- What you need to do: Starting at the beginning of the material and ending with the line that contains "close-tab-icon[interactable]: ✕ xyxy=(150,8,158,19)", rewrite those lines with "minimize-icon" replaced by "minimize-button" and everything else left unchanged.

---------------

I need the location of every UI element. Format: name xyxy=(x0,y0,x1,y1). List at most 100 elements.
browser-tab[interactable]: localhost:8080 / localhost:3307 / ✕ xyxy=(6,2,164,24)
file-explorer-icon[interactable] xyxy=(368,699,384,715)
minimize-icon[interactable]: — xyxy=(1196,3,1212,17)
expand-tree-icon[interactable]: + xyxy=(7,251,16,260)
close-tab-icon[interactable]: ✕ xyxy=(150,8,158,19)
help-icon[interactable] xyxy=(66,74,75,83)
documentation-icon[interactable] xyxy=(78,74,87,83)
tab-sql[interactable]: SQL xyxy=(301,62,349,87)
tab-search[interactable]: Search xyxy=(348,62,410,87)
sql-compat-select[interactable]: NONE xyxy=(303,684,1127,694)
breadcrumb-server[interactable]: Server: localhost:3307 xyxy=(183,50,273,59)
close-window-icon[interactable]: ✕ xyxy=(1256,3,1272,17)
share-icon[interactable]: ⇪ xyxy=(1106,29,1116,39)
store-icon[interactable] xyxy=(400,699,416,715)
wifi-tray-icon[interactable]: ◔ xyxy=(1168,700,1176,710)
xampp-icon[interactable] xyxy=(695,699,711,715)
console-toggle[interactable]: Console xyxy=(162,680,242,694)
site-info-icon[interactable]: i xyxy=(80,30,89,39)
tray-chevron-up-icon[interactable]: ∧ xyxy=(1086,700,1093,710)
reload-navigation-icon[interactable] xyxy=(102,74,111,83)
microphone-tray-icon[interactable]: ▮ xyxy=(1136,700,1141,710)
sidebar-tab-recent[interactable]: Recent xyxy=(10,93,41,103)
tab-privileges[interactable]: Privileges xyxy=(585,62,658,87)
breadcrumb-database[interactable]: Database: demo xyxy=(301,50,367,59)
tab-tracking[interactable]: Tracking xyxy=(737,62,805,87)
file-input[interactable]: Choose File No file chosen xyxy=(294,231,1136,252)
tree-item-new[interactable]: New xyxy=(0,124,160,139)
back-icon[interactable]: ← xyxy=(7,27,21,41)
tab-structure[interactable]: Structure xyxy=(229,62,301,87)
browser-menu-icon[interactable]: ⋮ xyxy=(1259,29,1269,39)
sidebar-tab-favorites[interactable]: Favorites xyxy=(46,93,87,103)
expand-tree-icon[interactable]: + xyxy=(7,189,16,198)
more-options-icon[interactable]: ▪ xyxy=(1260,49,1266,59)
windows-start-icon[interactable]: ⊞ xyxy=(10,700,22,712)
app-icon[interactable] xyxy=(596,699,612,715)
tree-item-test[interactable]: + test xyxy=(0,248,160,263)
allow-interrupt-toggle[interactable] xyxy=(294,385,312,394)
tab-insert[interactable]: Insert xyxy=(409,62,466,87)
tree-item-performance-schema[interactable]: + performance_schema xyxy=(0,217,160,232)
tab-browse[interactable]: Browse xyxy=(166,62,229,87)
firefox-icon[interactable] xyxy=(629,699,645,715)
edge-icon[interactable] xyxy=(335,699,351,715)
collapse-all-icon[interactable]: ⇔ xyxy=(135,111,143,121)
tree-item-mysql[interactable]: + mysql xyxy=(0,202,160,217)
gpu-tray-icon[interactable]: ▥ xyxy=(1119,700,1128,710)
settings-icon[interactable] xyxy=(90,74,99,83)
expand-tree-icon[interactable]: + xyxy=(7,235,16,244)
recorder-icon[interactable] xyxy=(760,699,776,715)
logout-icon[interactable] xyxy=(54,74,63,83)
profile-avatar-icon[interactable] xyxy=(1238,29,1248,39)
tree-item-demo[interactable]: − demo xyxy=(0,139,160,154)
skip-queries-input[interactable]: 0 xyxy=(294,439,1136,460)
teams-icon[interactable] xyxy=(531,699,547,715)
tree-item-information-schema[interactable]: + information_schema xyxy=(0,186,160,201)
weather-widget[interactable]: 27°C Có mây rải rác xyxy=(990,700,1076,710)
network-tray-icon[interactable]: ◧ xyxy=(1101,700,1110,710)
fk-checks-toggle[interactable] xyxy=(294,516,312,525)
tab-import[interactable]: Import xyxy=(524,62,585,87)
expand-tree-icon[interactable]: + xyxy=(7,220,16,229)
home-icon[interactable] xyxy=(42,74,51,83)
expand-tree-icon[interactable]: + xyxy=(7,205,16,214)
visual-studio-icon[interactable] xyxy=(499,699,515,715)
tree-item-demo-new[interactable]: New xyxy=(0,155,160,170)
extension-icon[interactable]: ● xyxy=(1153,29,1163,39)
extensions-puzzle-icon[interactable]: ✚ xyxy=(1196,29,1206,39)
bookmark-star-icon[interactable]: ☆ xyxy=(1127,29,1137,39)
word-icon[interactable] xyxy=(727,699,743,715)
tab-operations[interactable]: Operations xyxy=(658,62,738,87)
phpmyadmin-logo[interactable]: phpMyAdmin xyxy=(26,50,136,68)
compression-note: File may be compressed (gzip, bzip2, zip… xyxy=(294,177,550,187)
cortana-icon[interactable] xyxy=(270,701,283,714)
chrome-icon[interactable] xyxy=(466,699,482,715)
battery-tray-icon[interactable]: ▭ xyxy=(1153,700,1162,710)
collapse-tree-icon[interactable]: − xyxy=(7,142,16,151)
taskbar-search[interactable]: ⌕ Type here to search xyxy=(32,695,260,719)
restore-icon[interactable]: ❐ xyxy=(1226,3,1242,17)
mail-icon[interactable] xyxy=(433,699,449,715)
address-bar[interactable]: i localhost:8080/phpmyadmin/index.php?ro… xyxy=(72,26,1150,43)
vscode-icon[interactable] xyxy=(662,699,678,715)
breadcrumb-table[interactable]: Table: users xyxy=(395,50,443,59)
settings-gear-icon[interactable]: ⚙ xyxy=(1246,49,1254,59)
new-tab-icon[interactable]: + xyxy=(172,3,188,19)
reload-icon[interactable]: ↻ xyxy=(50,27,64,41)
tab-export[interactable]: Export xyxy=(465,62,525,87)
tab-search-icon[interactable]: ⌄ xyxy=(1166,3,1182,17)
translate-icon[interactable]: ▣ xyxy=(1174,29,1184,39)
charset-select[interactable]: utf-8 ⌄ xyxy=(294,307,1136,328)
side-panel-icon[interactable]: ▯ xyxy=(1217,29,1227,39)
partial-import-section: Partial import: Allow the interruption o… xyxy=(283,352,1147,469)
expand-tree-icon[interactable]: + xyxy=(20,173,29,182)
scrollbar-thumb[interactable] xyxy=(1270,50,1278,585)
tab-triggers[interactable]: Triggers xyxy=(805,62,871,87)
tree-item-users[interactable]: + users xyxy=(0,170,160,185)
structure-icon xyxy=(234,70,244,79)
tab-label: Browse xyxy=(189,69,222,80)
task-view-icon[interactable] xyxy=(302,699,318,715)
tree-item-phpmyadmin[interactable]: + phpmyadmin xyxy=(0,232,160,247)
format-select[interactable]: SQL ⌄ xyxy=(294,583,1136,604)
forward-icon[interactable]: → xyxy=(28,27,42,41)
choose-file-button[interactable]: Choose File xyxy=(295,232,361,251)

---------------

- Answer to this exercise:
I need the location of every UI element. Format: name xyxy=(x0,y0,x1,y1). List at most 100 elements.
browser-tab[interactable]: localhost:8080 / localhost:3307 / ✕ xyxy=(6,2,164,24)
file-explorer-icon[interactable] xyxy=(368,699,384,715)
minimize-button[interactable]: — xyxy=(1196,3,1212,17)
expand-tree-icon[interactable]: + xyxy=(7,251,16,260)
close-tab-icon[interactable]: ✕ xyxy=(150,8,158,19)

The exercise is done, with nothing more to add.